§ **WHAT TO WORK ON**
From the entries below, copy every line holding the word "interactionism".

****************************************

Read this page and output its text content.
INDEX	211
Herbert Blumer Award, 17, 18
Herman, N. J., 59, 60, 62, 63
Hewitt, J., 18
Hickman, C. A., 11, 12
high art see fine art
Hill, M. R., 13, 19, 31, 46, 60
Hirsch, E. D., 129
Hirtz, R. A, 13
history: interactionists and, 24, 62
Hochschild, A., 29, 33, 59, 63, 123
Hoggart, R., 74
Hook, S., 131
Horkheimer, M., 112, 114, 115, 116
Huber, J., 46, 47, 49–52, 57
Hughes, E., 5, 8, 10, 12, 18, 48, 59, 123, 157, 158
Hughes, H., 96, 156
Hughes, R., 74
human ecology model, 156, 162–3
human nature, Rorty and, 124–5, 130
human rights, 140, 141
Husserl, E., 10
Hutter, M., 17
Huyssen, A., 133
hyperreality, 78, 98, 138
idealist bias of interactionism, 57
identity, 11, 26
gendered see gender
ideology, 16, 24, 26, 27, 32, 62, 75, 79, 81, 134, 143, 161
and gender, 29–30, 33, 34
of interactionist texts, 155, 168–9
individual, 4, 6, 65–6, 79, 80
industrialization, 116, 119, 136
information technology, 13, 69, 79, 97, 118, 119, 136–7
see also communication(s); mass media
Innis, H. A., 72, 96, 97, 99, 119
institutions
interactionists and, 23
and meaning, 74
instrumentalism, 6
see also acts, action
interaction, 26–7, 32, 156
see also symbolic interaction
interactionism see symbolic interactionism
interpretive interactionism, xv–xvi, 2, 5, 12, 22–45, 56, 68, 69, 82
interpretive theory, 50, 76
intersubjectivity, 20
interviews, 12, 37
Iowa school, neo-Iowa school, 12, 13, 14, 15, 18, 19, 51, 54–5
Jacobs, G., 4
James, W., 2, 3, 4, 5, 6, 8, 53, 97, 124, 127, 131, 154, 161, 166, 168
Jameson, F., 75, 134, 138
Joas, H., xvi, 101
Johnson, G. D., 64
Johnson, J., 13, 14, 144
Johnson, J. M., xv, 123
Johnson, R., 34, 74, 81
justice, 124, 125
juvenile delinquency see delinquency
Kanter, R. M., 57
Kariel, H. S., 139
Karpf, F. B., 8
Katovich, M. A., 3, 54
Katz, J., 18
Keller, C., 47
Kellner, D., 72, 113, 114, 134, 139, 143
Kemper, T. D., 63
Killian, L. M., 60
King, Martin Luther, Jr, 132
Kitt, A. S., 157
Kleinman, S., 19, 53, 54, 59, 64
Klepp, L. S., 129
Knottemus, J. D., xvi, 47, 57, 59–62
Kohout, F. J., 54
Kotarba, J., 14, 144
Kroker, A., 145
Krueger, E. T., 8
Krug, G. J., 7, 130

****************************************

§ **FULL ANSWER**
idealist bias of interactionism, 57
interactionism see symbolic interactionism
interpretive interactionism, xv–xvi, 2, 5, 12, 22–45, 56, 68, 69, 82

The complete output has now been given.